Stored records
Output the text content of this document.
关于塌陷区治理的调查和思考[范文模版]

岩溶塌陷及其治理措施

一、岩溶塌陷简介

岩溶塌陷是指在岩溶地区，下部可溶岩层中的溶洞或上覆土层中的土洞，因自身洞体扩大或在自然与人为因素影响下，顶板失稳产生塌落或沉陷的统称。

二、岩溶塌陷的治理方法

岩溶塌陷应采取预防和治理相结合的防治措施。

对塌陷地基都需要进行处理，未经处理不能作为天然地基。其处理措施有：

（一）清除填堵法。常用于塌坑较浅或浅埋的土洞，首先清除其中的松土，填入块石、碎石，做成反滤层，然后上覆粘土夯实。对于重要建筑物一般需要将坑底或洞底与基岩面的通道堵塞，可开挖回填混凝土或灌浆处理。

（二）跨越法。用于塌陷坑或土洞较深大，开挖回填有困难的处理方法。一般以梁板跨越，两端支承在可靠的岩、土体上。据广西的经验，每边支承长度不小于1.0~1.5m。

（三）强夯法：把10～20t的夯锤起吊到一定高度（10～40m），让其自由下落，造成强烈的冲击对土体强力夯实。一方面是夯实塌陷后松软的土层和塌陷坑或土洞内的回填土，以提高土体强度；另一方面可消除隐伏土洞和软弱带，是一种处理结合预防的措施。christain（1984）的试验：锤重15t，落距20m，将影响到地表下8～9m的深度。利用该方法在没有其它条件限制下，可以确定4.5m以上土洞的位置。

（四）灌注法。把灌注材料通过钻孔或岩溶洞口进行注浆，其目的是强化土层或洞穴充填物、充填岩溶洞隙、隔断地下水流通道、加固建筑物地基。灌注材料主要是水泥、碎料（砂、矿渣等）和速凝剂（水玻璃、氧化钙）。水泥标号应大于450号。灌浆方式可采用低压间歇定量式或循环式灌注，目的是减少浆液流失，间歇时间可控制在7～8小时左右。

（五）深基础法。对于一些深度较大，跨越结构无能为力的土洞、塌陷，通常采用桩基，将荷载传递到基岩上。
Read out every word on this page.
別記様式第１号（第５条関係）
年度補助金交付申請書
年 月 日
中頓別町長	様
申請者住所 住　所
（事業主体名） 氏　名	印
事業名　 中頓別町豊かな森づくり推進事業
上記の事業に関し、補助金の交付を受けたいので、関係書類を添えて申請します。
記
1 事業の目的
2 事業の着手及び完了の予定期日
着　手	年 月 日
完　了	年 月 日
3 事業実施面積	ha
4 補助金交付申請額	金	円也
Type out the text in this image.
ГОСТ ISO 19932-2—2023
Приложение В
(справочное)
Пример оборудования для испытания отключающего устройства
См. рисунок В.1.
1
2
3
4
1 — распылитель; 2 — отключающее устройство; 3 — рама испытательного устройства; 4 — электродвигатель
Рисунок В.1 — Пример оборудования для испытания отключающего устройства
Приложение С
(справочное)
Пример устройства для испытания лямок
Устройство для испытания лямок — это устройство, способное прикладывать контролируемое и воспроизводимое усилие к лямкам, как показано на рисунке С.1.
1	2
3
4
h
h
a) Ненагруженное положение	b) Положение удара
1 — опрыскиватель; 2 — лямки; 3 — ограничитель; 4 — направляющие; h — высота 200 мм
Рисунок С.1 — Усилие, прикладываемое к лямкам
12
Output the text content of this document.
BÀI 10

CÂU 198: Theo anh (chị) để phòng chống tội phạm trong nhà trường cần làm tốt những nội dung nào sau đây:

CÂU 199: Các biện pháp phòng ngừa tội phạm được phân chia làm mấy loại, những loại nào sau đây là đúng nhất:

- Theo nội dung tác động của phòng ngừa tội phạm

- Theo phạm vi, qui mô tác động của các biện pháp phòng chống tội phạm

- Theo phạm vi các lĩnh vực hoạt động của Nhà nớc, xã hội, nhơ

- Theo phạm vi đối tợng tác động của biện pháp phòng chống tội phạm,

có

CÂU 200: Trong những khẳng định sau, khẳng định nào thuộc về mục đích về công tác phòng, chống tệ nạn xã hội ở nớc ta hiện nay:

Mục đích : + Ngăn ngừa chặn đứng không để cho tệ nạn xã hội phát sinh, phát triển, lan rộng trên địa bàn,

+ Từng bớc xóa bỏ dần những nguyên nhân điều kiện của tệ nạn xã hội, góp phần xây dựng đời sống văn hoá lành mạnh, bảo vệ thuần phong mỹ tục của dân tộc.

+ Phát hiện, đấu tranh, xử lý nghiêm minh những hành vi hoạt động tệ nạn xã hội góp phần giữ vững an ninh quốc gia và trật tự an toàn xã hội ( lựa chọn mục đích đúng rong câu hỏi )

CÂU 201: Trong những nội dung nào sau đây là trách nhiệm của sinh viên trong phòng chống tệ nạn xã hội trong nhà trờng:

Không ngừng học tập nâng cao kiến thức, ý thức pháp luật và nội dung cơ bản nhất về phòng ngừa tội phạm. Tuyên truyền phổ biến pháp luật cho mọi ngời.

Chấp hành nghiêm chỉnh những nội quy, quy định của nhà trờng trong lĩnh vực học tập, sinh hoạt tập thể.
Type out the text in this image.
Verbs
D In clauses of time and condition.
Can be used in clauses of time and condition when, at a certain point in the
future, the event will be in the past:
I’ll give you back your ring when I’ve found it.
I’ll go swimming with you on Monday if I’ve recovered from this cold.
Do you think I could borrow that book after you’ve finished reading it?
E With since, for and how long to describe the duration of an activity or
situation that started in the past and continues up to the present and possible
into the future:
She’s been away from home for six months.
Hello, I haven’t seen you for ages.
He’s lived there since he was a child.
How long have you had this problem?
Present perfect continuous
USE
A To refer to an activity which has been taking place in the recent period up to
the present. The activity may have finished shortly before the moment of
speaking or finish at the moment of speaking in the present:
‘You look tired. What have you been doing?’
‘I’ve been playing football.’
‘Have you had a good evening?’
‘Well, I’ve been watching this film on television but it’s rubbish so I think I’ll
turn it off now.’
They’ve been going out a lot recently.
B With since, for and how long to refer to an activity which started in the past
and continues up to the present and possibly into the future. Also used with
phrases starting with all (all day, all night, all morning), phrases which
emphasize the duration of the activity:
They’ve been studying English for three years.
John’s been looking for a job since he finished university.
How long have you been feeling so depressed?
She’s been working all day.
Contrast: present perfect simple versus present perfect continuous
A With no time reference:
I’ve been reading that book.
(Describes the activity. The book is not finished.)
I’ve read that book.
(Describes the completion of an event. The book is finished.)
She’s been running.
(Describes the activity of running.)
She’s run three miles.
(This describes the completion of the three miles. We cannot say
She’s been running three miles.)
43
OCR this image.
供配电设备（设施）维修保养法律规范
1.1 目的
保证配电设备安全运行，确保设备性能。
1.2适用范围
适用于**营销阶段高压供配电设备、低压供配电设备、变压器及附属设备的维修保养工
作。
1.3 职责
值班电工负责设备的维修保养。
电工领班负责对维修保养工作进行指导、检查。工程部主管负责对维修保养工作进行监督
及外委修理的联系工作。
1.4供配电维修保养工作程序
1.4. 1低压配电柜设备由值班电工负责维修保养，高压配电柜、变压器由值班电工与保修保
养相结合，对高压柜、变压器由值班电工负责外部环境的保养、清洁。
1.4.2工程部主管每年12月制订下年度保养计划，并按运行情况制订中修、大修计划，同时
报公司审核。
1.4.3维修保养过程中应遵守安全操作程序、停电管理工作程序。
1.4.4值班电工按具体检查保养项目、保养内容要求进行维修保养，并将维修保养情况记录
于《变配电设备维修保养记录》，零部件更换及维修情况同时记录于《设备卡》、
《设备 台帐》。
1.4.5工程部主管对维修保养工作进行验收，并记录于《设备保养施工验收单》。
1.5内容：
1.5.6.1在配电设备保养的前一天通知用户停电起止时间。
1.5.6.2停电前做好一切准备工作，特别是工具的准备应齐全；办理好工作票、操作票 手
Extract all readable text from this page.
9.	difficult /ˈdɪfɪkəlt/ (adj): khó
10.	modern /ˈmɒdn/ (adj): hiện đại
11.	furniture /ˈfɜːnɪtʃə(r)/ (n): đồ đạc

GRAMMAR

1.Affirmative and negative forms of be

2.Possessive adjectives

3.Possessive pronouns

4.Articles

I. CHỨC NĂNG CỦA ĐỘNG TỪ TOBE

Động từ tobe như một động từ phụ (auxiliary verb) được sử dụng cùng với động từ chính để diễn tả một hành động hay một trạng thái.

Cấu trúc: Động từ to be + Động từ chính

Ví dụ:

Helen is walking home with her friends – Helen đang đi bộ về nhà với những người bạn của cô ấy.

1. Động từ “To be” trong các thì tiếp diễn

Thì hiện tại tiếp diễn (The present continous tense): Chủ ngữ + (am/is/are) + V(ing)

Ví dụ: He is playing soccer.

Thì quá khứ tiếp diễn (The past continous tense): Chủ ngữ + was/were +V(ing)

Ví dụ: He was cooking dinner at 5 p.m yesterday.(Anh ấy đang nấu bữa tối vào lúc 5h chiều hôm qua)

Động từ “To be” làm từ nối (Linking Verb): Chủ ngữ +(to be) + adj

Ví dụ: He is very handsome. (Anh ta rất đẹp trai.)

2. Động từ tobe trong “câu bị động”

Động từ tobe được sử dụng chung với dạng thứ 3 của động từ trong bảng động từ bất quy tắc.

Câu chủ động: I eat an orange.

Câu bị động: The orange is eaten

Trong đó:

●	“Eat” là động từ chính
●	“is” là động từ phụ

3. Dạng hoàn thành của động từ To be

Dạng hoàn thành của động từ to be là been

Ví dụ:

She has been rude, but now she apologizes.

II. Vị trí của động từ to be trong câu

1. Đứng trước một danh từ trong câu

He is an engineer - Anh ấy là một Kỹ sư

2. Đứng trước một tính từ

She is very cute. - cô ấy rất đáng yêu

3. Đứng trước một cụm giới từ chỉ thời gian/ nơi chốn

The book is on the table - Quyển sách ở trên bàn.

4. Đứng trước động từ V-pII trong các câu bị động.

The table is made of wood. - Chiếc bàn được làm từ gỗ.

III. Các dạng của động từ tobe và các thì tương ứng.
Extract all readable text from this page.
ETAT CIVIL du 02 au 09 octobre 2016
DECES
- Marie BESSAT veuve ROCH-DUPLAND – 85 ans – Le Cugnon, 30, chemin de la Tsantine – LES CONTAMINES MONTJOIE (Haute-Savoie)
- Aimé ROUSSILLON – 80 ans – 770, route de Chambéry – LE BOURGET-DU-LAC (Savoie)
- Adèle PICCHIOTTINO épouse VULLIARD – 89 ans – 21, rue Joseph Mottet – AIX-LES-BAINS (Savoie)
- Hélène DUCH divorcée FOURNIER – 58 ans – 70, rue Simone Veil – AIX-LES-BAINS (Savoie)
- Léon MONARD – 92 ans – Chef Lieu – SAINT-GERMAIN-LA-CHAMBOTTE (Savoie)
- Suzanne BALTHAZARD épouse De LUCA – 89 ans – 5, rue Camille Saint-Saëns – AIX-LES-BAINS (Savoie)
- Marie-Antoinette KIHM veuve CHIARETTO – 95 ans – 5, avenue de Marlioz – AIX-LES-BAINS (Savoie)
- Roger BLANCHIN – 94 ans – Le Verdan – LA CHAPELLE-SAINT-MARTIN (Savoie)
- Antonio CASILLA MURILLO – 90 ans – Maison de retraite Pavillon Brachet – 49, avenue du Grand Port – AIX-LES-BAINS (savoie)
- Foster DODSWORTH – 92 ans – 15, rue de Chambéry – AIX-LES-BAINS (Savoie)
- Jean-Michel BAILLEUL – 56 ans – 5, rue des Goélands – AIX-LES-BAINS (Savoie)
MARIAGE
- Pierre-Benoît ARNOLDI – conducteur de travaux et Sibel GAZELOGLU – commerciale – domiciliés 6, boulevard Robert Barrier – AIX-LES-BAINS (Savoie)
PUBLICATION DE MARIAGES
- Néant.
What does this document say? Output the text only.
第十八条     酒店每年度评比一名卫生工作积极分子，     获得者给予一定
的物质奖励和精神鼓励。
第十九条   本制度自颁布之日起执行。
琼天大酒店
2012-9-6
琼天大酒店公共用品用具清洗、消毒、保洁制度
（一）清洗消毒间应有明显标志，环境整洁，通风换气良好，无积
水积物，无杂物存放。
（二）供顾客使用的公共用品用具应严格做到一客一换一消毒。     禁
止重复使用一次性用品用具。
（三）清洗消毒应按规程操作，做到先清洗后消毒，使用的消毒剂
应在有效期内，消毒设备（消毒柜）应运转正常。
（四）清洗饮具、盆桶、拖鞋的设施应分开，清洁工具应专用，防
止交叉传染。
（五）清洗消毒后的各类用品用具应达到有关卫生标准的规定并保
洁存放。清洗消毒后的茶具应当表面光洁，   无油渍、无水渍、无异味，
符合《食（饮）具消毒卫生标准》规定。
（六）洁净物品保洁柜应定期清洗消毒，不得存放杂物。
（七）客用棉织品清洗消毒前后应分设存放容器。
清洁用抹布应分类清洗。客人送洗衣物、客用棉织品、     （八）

* **Exercise objective**: Copy each line of the records containing the string "avenue".

* **Result of this task**:
- Marie-Antoinette KIHM veuve CHIARETTO – 95 ans – 5, avenue de Marlioz – AIX-LES-BAINS (Savoie)
- Antonio CASILLA MURILLO – 90 ans – Maison de retraite Pavillon Brachet – 49, avenue du Grand Port – AIX-LES-BAINS (savoie)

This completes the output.